* Start Input records *
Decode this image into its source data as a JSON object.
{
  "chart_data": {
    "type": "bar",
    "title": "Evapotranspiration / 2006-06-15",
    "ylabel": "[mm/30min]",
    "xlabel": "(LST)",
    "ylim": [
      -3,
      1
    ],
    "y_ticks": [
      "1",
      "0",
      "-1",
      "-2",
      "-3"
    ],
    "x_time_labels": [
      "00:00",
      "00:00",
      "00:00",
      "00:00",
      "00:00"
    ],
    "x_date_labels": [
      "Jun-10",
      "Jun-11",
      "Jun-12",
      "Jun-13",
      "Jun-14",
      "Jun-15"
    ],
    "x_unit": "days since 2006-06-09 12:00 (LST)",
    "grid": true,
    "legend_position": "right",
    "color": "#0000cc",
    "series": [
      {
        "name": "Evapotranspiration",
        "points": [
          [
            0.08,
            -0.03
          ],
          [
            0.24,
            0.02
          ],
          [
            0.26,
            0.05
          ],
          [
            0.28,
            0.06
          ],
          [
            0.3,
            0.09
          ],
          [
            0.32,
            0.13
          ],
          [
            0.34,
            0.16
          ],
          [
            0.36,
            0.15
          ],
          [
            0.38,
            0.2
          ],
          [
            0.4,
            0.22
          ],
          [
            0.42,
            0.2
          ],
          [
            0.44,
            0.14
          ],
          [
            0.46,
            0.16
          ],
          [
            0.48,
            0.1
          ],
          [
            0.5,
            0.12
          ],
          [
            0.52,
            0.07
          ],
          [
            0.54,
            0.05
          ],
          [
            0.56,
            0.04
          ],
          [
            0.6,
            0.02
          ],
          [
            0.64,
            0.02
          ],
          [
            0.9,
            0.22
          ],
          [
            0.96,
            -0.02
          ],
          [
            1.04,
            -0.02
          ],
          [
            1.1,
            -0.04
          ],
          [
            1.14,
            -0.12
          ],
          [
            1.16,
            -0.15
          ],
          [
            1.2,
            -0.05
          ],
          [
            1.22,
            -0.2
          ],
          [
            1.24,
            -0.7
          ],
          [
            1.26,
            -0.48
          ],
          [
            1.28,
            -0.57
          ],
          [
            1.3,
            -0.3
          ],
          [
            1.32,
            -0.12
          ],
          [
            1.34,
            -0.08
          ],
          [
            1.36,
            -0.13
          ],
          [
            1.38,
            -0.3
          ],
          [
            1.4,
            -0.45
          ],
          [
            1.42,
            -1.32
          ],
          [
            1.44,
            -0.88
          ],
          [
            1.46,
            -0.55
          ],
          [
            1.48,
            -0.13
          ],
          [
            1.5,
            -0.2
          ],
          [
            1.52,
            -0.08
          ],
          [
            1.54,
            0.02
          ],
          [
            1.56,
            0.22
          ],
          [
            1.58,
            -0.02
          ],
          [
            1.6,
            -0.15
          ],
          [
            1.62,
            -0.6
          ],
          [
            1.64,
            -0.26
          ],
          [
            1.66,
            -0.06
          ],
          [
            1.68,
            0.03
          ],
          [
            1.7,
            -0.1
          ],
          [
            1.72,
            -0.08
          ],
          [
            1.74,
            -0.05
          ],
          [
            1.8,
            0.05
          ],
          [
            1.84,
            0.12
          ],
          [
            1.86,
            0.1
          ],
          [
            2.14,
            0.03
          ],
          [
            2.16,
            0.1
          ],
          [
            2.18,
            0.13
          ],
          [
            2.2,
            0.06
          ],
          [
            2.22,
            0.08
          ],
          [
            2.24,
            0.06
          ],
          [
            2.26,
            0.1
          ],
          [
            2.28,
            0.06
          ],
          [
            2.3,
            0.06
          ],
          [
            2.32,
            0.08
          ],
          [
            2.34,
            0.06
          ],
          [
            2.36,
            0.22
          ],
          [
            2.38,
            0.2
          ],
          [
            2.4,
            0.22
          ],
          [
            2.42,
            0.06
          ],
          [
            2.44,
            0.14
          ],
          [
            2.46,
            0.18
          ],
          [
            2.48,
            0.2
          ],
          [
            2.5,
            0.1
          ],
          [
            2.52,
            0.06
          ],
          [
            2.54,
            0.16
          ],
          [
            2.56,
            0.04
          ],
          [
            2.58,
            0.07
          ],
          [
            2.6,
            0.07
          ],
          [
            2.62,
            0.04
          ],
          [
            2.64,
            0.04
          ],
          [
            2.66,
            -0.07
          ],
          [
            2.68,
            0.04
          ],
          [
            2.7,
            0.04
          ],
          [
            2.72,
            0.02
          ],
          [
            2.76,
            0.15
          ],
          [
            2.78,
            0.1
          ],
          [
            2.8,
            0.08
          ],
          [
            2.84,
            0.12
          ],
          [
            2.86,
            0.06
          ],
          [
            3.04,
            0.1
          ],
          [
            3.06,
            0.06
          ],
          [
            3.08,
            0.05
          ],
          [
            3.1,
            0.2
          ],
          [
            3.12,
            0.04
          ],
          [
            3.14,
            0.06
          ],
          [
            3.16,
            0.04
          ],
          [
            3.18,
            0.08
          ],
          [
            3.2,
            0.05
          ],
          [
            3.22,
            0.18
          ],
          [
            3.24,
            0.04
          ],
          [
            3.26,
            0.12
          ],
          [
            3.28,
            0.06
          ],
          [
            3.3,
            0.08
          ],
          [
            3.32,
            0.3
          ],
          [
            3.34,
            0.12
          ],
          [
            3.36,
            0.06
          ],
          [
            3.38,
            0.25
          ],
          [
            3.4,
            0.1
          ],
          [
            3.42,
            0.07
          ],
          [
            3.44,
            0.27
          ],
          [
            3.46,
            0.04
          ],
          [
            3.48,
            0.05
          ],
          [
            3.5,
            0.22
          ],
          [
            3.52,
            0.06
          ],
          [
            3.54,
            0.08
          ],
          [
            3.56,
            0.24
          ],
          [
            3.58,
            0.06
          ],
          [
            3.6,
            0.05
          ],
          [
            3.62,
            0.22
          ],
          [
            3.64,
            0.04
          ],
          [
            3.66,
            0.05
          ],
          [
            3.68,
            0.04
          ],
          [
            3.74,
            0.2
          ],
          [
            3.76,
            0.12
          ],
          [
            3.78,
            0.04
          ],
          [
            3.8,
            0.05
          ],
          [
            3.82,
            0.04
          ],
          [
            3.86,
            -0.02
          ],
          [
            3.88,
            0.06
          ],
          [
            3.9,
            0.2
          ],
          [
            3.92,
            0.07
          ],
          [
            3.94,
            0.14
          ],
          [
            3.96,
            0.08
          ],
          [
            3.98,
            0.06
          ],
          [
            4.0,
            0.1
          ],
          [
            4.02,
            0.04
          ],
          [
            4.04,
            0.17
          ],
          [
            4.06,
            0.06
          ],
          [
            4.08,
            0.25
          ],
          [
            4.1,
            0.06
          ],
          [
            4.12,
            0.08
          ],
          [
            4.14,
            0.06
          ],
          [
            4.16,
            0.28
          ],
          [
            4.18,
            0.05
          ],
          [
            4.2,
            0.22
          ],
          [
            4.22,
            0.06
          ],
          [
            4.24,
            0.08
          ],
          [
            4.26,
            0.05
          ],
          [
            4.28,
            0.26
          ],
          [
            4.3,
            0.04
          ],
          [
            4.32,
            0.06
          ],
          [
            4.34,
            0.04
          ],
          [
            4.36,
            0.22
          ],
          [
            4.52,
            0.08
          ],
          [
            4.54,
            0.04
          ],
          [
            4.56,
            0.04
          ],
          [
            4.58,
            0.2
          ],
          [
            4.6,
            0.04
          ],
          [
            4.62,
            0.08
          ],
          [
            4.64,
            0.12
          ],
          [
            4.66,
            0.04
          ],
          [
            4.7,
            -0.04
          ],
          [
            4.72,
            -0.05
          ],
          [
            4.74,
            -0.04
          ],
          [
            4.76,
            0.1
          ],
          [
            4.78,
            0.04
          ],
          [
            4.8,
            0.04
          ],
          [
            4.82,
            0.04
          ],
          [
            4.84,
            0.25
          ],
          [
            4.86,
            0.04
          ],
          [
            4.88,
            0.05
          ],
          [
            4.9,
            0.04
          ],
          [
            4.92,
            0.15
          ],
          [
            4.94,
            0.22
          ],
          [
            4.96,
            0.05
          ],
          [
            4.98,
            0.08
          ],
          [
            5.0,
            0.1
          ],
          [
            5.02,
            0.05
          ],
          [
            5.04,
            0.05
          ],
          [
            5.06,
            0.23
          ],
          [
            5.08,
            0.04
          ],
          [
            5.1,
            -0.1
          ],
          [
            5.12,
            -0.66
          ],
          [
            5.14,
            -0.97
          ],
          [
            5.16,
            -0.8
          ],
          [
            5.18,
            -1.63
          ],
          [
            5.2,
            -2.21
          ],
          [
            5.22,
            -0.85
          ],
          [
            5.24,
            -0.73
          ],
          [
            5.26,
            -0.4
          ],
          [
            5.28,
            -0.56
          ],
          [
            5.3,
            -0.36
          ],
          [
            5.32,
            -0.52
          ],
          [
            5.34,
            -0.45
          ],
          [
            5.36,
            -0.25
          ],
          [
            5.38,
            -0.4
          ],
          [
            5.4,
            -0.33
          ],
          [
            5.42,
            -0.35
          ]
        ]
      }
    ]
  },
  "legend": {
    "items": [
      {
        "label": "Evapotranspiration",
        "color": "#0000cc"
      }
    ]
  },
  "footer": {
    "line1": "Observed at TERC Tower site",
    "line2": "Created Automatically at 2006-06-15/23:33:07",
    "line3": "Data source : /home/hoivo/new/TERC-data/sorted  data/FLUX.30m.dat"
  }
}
* End Input records *
-- Problem to solve --
Only lines holding the string "TERC" are wanted; gather each one from the entries above.

-- Exercise solution --
    "line1": "Observed at TERC Tower site",
    "line3": "Data source : /home/hoivo/new/TERC-data/sorted  data/FLUX.30m.dat"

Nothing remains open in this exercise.